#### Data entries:
>>>
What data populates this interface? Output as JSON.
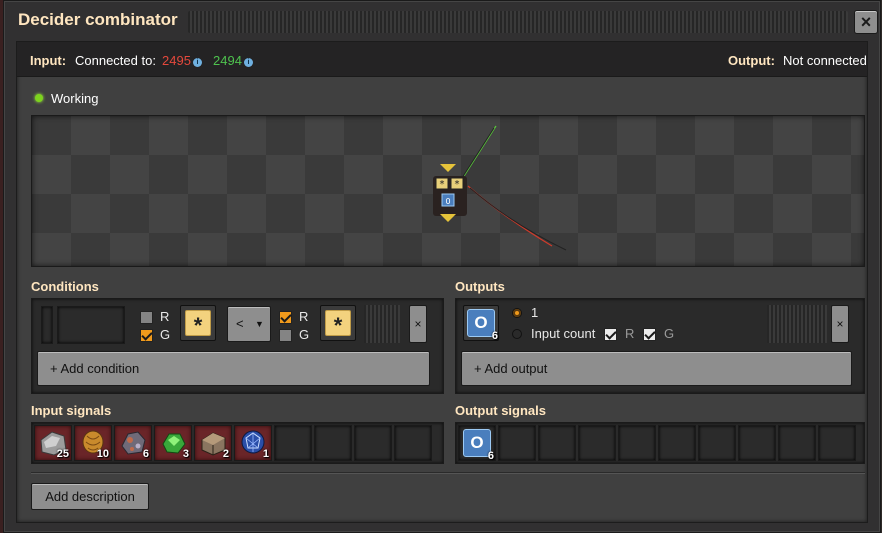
{
  "window": {
    "title": "Decider combinator"
  },
  "header": {
    "input_label": "Input:",
    "connected_label": "Connected to:",
    "red_network_id": "2495",
    "green_network_id": "2494",
    "output_label": "Output:",
    "output_value": "Not connected"
  },
  "status": {
    "label": "Working",
    "color": "#7dd31e"
  },
  "conditions": {
    "title": "Conditions",
    "left_networks": {
      "r_label": "R",
      "g_label": "G",
      "r_checked": false,
      "g_checked": true
    },
    "left_signal": "*",
    "comparator": "<",
    "right_networks": {
      "r_label": "R",
      "g_label": "G",
      "r_checked": true,
      "g_checked": false
    },
    "right_signal": "*",
    "remove_label": "×",
    "add_label": "+ Add condition"
  },
  "outputs": {
    "title": "Outputs",
    "signal": {
      "letter": "O",
      "count": "6"
    },
    "value_option": "1",
    "count_option": "Input count",
    "r_label": "R",
    "g_label": "G",
    "remove_label": "×",
    "add_label": "+ Add output"
  },
  "input_signals": {
    "title": "Input signals",
    "items": [
      {
        "icon": "stone-icon",
        "count": "25"
      },
      {
        "icon": "wood-icon",
        "count": "10"
      },
      {
        "icon": "iron-ore-icon",
        "count": "6"
      },
      {
        "icon": "uranium-ore-icon",
        "count": "3"
      },
      {
        "icon": "stone-brick-icon",
        "count": "2"
      },
      {
        "icon": "coal-crystal-icon",
        "count": "1"
      }
    ]
  },
  "output_signals": {
    "title": "Output signals",
    "items": [
      {
        "letter": "O",
        "count": "6"
      }
    ]
  },
  "description": {
    "button_label": "Add description"
  },
  "close_label": "×"
}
<<<
#### WHAT YOU HAVE TO DO:
Repeat each record exactly, with the pictures left out.

#### REPLY:
What data populates this interface? Output as JSON.
{
  "window": {
    "title": "Decider combinator"
  },
  "header": {
    "input_label": "Input:",
    "connected_label": "Connected to:",
    "red_network_id": "2495",
    "green_network_id": "2494",
    "output_label": "Output:",
    "output_value": "Not connected"
  },
  "status": {
    "label": "Working",
    "color": "#7dd31e"
  },
  "conditions": {
    "title": "Conditions",
    "left_networks": {
      "r_label": "R",
      "g_label": "G",
      "r_checked": false,
      "g_checked": true
    },
    "left_signal": "*",
    "comparator": "<",
    "right_networks": {
      "r_label": "R",
      "g_label": "G",
      "r_checked": true,
      "g_checked": false
    },
    "right_signal": "*",
    "remove_label": "×",
    "add_label": "+ Add condition"
  },
  "outputs": {
    "title": "Outputs",
    "signal": {
      "letter": "O",
      "count": "6"
    },
    "value_option": "1",
    "count_option": "Input count",
    "r_label": "R",
    "g_label": "G",
    "remove_label": "×",
    "add_label": "+ Add output"
  },
  "input_signals": {
    "title": "Input signals",
    "items": [
      {
        "icon": "stone-icon",
        "count": "25"
      },
      {
        "icon": "wood-icon",
        "count": "10"
      },
      {
        "icon": "iron-ore-icon",
        "count": "6"
      },
      {
        "icon": "uranium-ore-icon",
        "count": "3"
      },
      {
        "icon": "stone-brick-icon",
        "count": "2"
      },
      {
        "icon": "coal-crystal-icon",
        "count": "1"
      }
    ]
  },
  "output_signals": {
    "title": "Output signals",
    "items": [
      {
        "letter": "O",
        "count": "6"
      }
    ]
  },
  "description": {
    "button_label": "Add description"
  },
  "close_label": "×"
}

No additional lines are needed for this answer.